• **Selected passage**

= = = = = = =

Meeks’s Musings: It’s Cozy in This Bunker

Meeks’s Musings It’s Cozy in This Bunker Trump and DOGE.jpg

I’m guilty. I’m one of those talking heads on business TV -- I appear weekly on CNBC, Yahoo!, and Bloomberg (I’m not conservative enough for Fox) -- who can at least inadvertently create investor anxiety by talking too much and by promoting too much portfolio trading. I’ve been on the air regularly since the mid-1990s. Believe me, sometimes the show’s producers whisper in my ear just before a segment to “bring the energy” and to “give actionable (trading) ideas.” Well, I should ignore that more often and you shouldn’t always listen to me if I don’t.

We all have nervous energy under stress. Whether you support him or not -- like for anyone or anything, there are always pros and cons -- Trump 2.0 has brought at least short-term chaos which has hit investors since his inauguration. The S&P 500 is -7% (excluding dividends) so far in 2025 (through March 28) after rising +24% in 2023 and +23% in 2024. For many businesspeople and investors, on-again, off-again tariffs, and uncertainty over how draconian they may be, have muddied the waters.

Let’s objectively look at both sides of this argument. The president’s trade war supporters feel that the confusion and any damage caused by tariffs may bring necessary short-term pain for long-term gain. However, the administration’s detractors see tariffs as potentially inflationary to which the Federal Reserve Bank (the Fed), which is responsible for US monetary policy, may ultimately have to respond to by raising interest rates.

What we know for sure is that the Fed has already changed its initial plans to lower its benchmark fed funds rate aggressively throughout 2025. After years of pushing rates higher to fight inflation, the Fed finally lowered them last September for the first time since COVID. Now the Fed is standing pat. Although the fed funds rate had dropped from 5.33% in August 2024 to 4.33% by the time President Trump had regained power, it has been stuck there since then. (The Fed meets every six weeks to discuss monetary policy and to possibly change this rate.)

= = = = = = =

• **Recorded information**
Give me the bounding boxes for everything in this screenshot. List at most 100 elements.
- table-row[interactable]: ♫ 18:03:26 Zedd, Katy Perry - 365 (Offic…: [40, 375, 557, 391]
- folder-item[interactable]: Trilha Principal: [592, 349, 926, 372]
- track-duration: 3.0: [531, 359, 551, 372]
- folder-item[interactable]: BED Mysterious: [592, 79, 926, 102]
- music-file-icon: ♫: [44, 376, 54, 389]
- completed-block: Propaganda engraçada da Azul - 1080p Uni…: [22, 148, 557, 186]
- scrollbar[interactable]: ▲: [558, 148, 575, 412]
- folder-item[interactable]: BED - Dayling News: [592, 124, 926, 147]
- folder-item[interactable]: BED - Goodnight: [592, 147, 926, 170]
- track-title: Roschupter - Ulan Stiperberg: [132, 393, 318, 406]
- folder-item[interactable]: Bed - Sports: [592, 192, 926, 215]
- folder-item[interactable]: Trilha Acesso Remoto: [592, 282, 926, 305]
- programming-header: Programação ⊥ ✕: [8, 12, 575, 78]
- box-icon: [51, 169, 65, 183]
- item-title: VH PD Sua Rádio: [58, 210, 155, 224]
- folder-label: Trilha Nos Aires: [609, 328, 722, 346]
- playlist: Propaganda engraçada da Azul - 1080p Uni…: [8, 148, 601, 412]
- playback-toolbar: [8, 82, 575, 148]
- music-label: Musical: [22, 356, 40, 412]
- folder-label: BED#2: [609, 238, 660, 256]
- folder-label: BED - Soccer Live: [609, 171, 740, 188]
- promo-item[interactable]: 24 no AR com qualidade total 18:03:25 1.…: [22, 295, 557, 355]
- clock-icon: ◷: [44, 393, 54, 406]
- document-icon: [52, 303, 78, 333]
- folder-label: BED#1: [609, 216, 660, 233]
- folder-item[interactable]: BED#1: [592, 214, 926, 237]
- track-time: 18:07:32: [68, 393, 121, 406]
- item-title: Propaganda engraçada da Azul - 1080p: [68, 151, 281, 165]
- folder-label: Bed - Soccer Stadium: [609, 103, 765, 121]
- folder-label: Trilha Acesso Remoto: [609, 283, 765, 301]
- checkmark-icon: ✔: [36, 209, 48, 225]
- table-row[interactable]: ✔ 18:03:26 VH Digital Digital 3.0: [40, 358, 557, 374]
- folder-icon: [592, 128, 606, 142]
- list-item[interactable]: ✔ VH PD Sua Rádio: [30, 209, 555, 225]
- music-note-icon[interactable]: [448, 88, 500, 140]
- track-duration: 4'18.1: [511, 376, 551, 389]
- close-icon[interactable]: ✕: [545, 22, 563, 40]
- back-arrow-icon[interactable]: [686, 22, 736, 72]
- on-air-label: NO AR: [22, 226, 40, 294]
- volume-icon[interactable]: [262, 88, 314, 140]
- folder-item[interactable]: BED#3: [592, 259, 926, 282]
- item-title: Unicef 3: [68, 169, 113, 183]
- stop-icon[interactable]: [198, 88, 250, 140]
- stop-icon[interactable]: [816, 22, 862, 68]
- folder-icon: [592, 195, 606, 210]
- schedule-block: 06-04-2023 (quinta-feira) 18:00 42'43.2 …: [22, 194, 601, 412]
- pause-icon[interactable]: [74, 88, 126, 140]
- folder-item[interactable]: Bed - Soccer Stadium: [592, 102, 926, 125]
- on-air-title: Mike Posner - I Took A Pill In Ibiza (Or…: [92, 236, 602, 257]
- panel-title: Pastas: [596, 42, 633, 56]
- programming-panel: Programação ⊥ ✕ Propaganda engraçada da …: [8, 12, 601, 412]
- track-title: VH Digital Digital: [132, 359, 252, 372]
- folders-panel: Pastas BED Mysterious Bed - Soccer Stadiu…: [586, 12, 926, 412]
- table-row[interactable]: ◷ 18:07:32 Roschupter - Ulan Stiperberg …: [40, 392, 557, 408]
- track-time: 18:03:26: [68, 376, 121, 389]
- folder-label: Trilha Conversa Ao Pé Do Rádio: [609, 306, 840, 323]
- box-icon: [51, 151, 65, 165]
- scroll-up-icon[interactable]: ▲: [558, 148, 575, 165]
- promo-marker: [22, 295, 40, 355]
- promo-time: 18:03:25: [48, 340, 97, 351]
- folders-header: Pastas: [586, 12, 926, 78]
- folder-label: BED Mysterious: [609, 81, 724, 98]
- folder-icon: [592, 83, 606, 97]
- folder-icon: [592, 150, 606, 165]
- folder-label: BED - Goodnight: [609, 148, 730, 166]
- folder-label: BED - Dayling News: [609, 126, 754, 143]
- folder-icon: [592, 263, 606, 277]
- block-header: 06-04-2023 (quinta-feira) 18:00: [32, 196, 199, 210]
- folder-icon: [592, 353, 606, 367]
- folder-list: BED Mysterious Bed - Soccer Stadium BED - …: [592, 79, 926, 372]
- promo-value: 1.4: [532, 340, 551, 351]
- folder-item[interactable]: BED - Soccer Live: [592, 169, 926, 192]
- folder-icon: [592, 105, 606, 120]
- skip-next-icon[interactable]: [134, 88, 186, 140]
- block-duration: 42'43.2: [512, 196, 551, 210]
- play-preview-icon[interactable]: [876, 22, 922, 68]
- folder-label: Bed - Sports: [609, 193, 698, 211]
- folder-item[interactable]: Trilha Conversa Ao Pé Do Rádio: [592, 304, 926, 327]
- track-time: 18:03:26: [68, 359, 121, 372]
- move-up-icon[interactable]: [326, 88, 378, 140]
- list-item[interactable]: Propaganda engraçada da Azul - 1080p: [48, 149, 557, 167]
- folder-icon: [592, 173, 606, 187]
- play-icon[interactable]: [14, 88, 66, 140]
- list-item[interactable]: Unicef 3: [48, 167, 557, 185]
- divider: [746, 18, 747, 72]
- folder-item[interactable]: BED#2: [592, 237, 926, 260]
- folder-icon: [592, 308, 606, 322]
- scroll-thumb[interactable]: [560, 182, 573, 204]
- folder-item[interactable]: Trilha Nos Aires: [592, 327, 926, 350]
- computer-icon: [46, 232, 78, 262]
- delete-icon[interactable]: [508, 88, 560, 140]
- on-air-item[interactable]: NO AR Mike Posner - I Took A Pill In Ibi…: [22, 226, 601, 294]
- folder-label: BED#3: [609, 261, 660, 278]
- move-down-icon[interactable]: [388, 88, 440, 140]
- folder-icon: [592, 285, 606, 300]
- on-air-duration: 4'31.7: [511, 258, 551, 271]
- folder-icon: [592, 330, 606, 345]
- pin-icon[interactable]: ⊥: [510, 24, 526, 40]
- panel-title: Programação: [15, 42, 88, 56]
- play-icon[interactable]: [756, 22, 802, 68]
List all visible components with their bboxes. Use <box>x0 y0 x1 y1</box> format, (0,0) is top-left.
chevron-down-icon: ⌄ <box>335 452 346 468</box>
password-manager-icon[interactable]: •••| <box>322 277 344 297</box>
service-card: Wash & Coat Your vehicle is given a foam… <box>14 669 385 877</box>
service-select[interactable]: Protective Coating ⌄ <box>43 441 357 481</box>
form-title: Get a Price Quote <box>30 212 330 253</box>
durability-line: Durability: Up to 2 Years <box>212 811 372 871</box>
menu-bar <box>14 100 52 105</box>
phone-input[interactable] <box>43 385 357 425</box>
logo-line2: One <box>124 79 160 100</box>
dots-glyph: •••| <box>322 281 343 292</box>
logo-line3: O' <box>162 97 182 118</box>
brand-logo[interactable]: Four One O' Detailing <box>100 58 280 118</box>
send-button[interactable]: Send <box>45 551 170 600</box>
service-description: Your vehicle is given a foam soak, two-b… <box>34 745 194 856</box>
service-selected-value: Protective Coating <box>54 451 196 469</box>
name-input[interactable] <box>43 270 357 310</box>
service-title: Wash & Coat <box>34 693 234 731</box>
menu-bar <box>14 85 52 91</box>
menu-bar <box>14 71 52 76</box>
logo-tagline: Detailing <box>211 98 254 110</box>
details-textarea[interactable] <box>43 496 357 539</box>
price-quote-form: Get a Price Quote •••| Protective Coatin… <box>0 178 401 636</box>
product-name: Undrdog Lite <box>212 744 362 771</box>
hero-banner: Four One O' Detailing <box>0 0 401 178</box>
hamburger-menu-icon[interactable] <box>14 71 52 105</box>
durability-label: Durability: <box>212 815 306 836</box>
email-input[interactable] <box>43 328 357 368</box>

= = = = = = =

• **Work instruction 1**
According to the column, what was the fed funds rate in August 2024?
• **Work instruction 2**
List every business TV outlet that the column's author says he appears on weekly.
• **Work instruction 3**
Carry on writing the column from the point where it stops.

• **Result 1**
5.33%

• **Result 2**
CNBC, Yahoo!, Bloomberg

• **Result 3**
If Trump 2.0 rekindles inflation the Fed may have to reverse course and raise rates which would be bad. However, if the near-term economic crunch looks to lead to a prolonged downturn that may result in private employee bloodletting even beyond Elon Musk’s DOGE (Department of Government Efficiency) mass federal government firings then the Fed will likely return to cutting rates.

How this all plays out is critical for investors and maybe even for some of our jobs. Because the confounded jury is still out on this, uncertainty will reign perhaps for some time. And the market hates uncertainty even more than it hates a certain bad outcome.

So, what’s one to do? Join me in the investment bunker. When stocks, including those of some of your favorite companies, are plunging, the temptation can be to double down. At some point, that may be a smart thing to do, but I think that the best bet during this chaos is to hide and just lock in the 4.30% annual return that you can earn in bulletproof three-month US Treasury bills. Then take another look at your portfolio and think about how you can rearrange your chess pieces to maximize your return when the market recovers because it ultimately will.

I’ll leave you with some homework. As you may know, the US Treasury Secretary is Charleston’s own Scott Bessent. He recently (March 18) gave an interview for the “All-In” podcast. It’s over an hour but it’s worth it to understand him and the economic policies of President Trump and how the administration plans to execute them. It’s on YouTube and can be found wherever you get your podcasts. through any app store. I’m a Citadel professor so, yes, there will be a quiz.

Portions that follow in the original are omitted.